Task to complete: Repeat every line below exactly, word for word.

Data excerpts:
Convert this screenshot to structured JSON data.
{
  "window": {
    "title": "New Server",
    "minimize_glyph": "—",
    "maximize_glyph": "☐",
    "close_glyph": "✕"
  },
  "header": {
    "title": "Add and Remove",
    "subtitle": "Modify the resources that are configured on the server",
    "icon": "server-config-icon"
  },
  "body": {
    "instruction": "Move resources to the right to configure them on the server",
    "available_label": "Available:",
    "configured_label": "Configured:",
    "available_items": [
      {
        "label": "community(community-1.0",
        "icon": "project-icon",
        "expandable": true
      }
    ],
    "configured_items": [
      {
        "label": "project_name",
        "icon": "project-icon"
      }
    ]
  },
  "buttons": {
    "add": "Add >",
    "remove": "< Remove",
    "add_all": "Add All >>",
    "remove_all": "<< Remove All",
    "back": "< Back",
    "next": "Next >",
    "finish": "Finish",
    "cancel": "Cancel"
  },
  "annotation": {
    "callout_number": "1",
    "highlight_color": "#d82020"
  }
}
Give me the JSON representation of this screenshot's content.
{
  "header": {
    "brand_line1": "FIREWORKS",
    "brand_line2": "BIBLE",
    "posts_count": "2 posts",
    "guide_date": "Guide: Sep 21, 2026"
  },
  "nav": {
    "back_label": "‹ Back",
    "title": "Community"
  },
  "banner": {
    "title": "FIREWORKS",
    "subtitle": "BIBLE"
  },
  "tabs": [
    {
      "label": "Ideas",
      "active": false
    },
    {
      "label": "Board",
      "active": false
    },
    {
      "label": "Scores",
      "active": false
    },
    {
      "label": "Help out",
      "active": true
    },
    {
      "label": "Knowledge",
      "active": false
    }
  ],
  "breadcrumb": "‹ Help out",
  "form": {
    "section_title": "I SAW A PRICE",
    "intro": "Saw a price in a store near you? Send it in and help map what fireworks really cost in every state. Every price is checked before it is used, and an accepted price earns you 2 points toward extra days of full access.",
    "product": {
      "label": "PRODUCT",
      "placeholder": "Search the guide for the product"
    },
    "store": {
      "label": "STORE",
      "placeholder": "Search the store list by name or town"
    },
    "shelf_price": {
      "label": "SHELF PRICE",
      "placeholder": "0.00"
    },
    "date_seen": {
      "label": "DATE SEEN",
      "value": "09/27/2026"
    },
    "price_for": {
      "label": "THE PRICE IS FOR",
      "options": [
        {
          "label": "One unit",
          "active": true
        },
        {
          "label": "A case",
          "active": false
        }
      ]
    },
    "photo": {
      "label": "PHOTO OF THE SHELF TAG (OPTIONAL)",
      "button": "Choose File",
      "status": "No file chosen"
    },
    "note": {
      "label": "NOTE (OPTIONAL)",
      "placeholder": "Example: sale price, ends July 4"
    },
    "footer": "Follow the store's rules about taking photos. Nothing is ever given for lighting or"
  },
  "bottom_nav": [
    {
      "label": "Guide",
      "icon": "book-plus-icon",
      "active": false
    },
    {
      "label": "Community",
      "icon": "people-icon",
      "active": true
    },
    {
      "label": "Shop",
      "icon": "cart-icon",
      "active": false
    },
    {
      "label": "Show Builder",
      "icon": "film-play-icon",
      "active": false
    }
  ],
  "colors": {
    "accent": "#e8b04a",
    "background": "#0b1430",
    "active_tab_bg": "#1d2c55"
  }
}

Exercise answer:
Convert this screenshot to structured JSON data.
{
  "window": {
    "title": "New Server",
    "minimize_glyph": "—",
    "maximize_glyph": "☐",
    "close_glyph": "✕"
  },
  "header": {
    "title": "Add and Remove",
    "subtitle": "Modify the resources that are configured on the server",
    "icon": "server-config-icon"
  },
  "body": {
    "instruction": "Move resources to the right to configure them on the server",
    "available_label": "Available:",
    "configured_label": "Configured:",
    "available_items": [
      {
        "label": "community(community-1.0",
        "icon": "project-icon",
        "expandable": true
      }
    ],
    "configured_items": [
      {
        "label": "project_name",
        "icon": "project-icon"
      }
    ]
  },
  "buttons": {
    "add": "Add >",
    "remove": "< Remove",
    "add_all": "Add All >>",
    "remove_all": "<< Remove All",
    "back": "< Back",
    "next": "Next >",
    "finish": "Finish",
    "cancel": "Cancel"
  },
  "annotation": {
    "callout_number": "1",
    "highlight_color": "#d82020"
  }
}
Give me the JSON representation of this screenshot's content.
{
  "header": {
    "brand_line1": "FIREWORKS",
    "brand_line2": "BIBLE",
    "posts_count": "2 posts",
    "guide_date": "Guide: Sep 21, 2026"
  },
  "nav": {
    "back_label": "‹ Back",
    "title": "Community"
  },
  "banner": {
    "title": "FIREWORKS",
    "subtitle": "BIBLE"
  },
  "tabs": [
    {
      "label": "Ideas",
      "active": false
    },
    {
      "label": "Board",
      "active": false
    },
    {
      "label": "Scores",
      "active": false
    },
    {
      "label": "Help out",
      "active": true
    },
    {
      "label": "Knowledge",
      "active": false
    }
  ],
  "breadcrumb": "‹ Help out",
  "form": {
    "section_title": "I SAW A PRICE",
    "intro": "Saw a price in a store near you? Send it in and help map what fireworks really cost in every state. Every price is checked before it is used, and an accepted price earns you 2 points toward extra days of full access.",
    "product": {
      "label": "PRODUCT",
      "placeholder": "Search the guide for the product"
    },
    "store": {
      "label": "STORE",
      "placeholder": "Search the store list by name or town"
    },
    "shelf_price": {
      "label": "SHELF PRICE",
      "placeholder": "0.00"
    },
    "date_seen": {
      "label": "DATE SEEN",
      "value": "09/27/2026"
    },
    "price_for": {
      "label": "THE PRICE IS FOR",
      "options": [
        {
          "label": "One unit",
          "active": true
        },
        {
          "label": "A case",
          "active": false
        }
      ]
    },
    "photo": {
      "label": "PHOTO OF THE SHELF TAG (OPTIONAL)",
      "button": "Choose File",
      "status": "No file chosen"
    },
    "note": {
      "label": "NOTE (OPTIONAL)",
      "placeholder": "Example: sale price, ends July 4"
    },
    "footer": "Follow the store's rules about taking photos. Nothing is ever given for lighting or"
  },
  "bottom_nav": [
    {
      "label": "Guide",
      "icon": "book-plus-icon",
      "active": false
    },
    {
      "label": "Community",
      "icon": "people-icon",
      "active": true
    },
    {
      "label": "Shop",
      "icon": "cart-icon",
      "active": false
    },
    {
      "label": "Show Builder",
      "icon": "film-play-icon",
      "active": false
    }
  ],
  "colors": {
    "accent": "#e8b04a",
    "background": "#0b1430",
    "active_tab_bg": "#1d2c55"
  }
}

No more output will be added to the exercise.